**Exercise objective:**
Omit the images, then print each record below exactly as it reads.

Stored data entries
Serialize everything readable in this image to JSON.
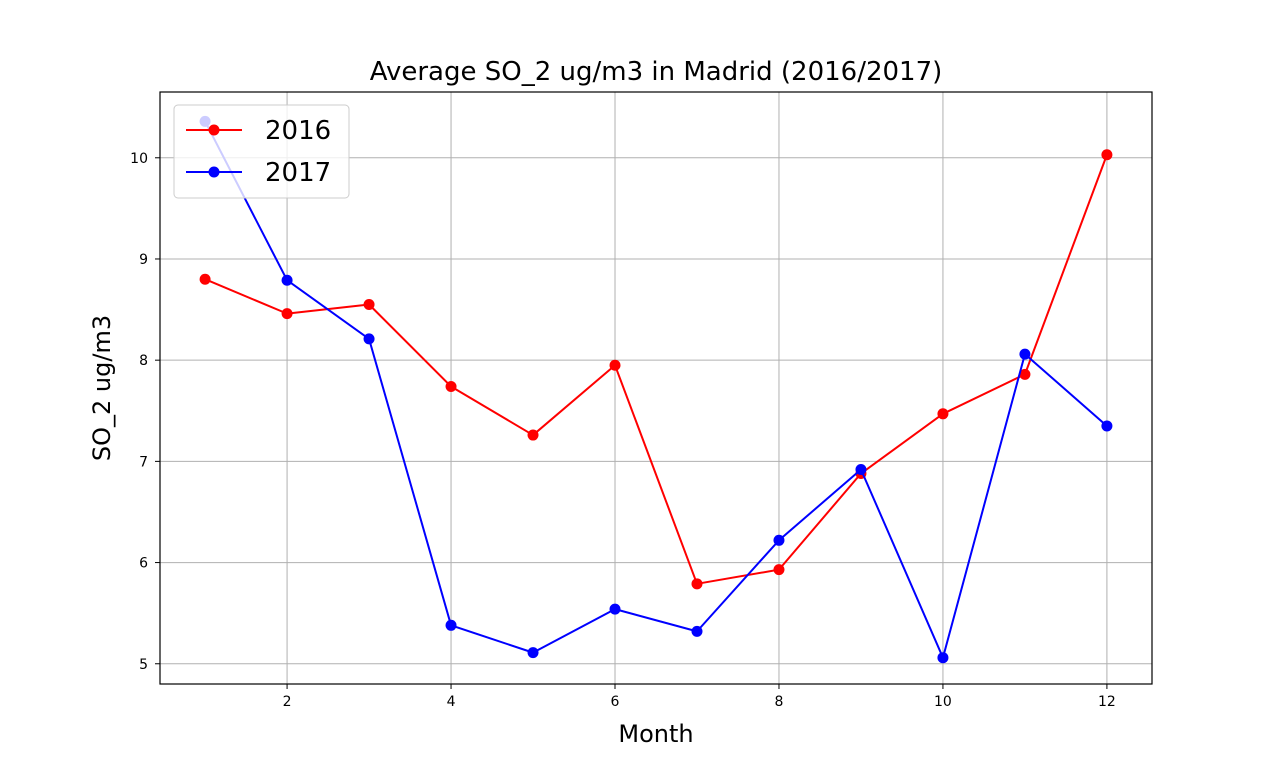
{
  "chart_data": {
    "type": "line",
    "title": "Average SO_2 ug/m3 in Madrid (2016/2017)",
    "xlabel": "Month",
    "ylabel": "SO_2 ug/m3",
    "xlim": [
      0.45,
      12.55
    ],
    "ylim": [
      4.8,
      10.65
    ],
    "xticks": [
      2,
      4,
      6,
      8,
      10,
      12
    ],
    "yticks": [
      5,
      6,
      7,
      8,
      9,
      10
    ],
    "grid": true,
    "legend_position": "top-left",
    "x": [
      1,
      2,
      3,
      4,
      5,
      6,
      7,
      8,
      9,
      10,
      11,
      12
    ],
    "series": [
      {
        "name": "2016",
        "color": "#ff0000",
        "values": [
          8.8,
          8.46,
          8.55,
          7.74,
          7.26,
          7.95,
          5.79,
          5.93,
          6.88,
          7.47,
          7.86,
          10.03
        ]
      },
      {
        "name": "2017",
        "color": "#0000ff",
        "values": [
          10.36,
          8.79,
          8.21,
          5.38,
          5.11,
          5.54,
          5.32,
          6.22,
          6.92,
          5.06,
          8.06,
          7.35
        ]
      }
    ]
  }
}
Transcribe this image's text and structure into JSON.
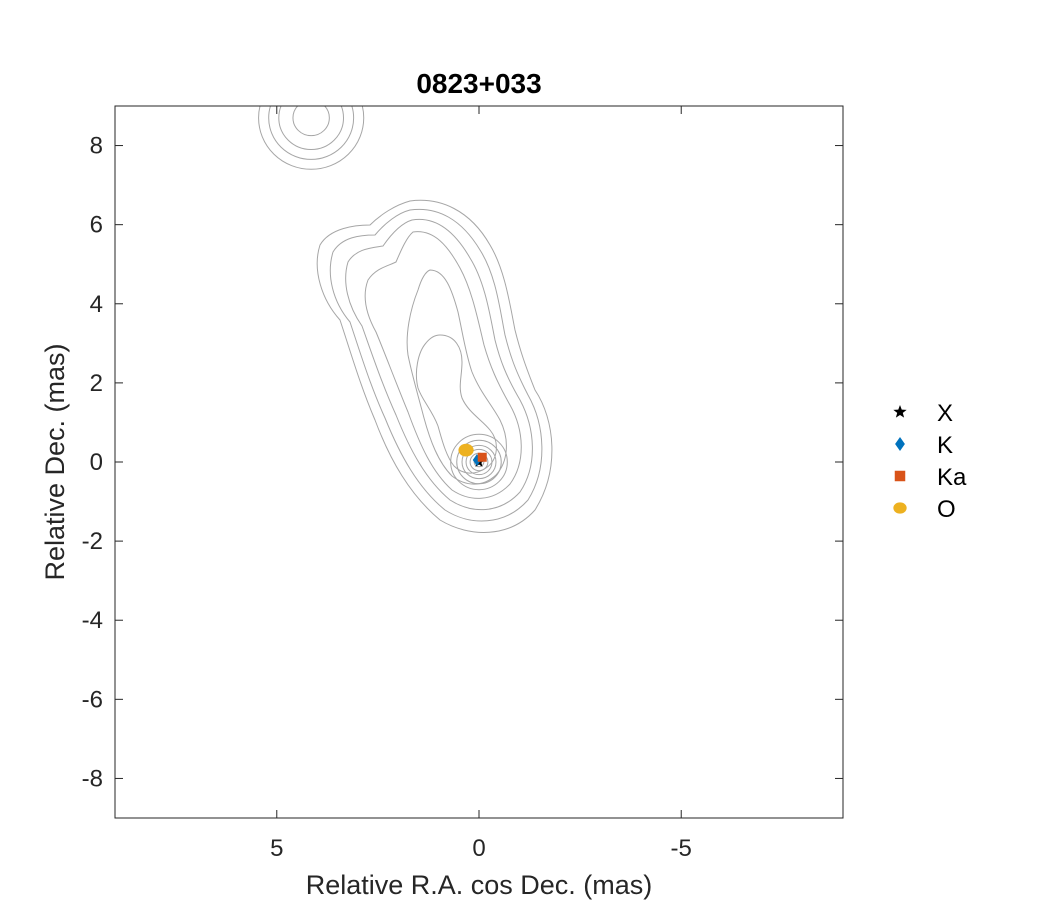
{
  "chart_data": {
    "type": "scatter",
    "title": "0823+033",
    "xlabel": "Relative R.A. cos Dec. (mas)",
    "ylabel": "Relative Dec. (mas)",
    "xlim": [
      9,
      -9
    ],
    "ylim": [
      -9,
      9
    ],
    "x_reversed": true,
    "xticks": [
      5,
      0,
      -5
    ],
    "xtick_labels": [
      "5",
      "0",
      "-5"
    ],
    "yticks": [
      8,
      6,
      4,
      2,
      0,
      -2,
      -4,
      -6,
      -8
    ],
    "ytick_labels": [
      "8",
      "6",
      "4",
      "2",
      "0",
      "-2",
      "-4",
      "-6",
      "-8"
    ],
    "grid": false,
    "legend_position": "right",
    "contour_color": "#a6a6a6",
    "series": [
      {
        "name": "X",
        "marker": "star",
        "color": "#000000",
        "points": [
          [
            0.0,
            0.0
          ]
        ]
      },
      {
        "name": "K",
        "marker": "diamond",
        "color": "#0072BD",
        "points": [
          [
            0.05,
            0.05
          ]
        ]
      },
      {
        "name": "Ka",
        "marker": "square",
        "color": "#D95319",
        "points": [
          [
            -0.08,
            0.12
          ]
        ]
      },
      {
        "name": "O",
        "marker": "circle",
        "color": "#EDB120",
        "points": [
          [
            0.32,
            0.3
          ]
        ]
      }
    ],
    "contours": [
      {
        "cx": 4.15,
        "cy": 8.7,
        "levels": [
          0.45,
          0.8,
          1.05,
          1.3
        ]
      },
      {
        "cx": 0.0,
        "cy": 0.0,
        "levels": [
          0.12,
          0.22,
          0.32,
          0.42,
          0.55,
          0.7
        ]
      }
    ]
  }
}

**Result:**
Serialize everything readable in this image to JSON.
{
  "chart_data": {
    "type": "line",
    "title": "Average SO_2 ug/m3 in Madrid (2016/2017)",
    "xlabel": "Month",
    "ylabel": "SO_2 ug/m3",
    "xlim": [
      0.45,
      12.55
    ],
    "ylim": [
      4.8,
      10.65
    ],
    "xticks": [
      2,
      4,
      6,
      8,
      10,
      12
    ],
    "yticks": [
      5,
      6,
      7,
      8,
      9,
      10
    ],
    "grid": true,
    "legend_position": "top-left",
    "x": [
      1,
      2,
      3,
      4,
      5,
      6,
      7,
      8,
      9,
      10,
      11,
      12
    ],
    "series": [
      {
        "name": "2016",
        "color": "#ff0000",
        "values": [
          8.8,
          8.46,
          8.55,
          7.74,
          7.26,
          7.95,
          5.79,
          5.93,
          6.88,
          7.47,
          7.86,
          10.03
        ]
      },
      {
        "name": "2017",
        "color": "#0000ff",
        "values": [
          10.36,
          8.79,
          8.21,
          5.38,
          5.11,
          5.54,
          5.32,
          6.22,
          6.92,
          5.06,
          8.06,
          7.35
        ]
      }
    ]
  }
}
Transcribe this image's text and structure into JSON.
{
  "chart_data": {
    "type": "scatter",
    "title": "0823+033",
    "xlabel": "Relative R.A. cos Dec. (mas)",
    "ylabel": "Relative Dec. (mas)",
    "xlim": [
      9,
      -9
    ],
    "ylim": [
      -9,
      9
    ],
    "x_reversed": true,
    "xticks": [
      5,
      0,
      -5
    ],
    "xtick_labels": [
      "5",
      "0",
      "-5"
    ],
    "yticks": [
      8,
      6,
      4,
      2,
      0,
      -2,
      -4,
      -6,
      -8
    ],
    "ytick_labels": [
      "8",
      "6",
      "4",
      "2",
      "0",
      "-2",
      "-4",
      "-6",
      "-8"
    ],
    "grid": false,
    "legend_position": "right",
    "contour_color": "#a6a6a6",
    "series": [
      {
        "name": "X",
        "marker": "star",
        "color": "#000000",
        "points": [
          [
            0.0,
            0.0
          ]
        ]
      },
      {
        "name": "K",
        "marker": "diamond",
        "color": "#0072BD",
        "points": [
          [
            0.05,
            0.05
          ]
        ]
      },
      {
        "name": "Ka",
        "marker": "square",
        "color": "#D95319",
        "points": [
          [
            -0.08,
            0.12
          ]
        ]
      },
      {
        "name": "O",
        "marker": "circle",
        "color": "#EDB120",
        "points": [
          [
            0.32,
            0.3
          ]
        ]
      }
    ],
    "contours": [
      {
        "cx": 4.15,
        "cy": 8.7,
        "levels": [
          0.45,
          0.8,
          1.05,
          1.3
        ]
      },
      {
        "cx": 0.0,
        "cy": 0.0,
        "levels": [
          0.12,
          0.22,
          0.32,
          0.42,
          0.55,
          0.7
        ]
      }
    ]
  }
}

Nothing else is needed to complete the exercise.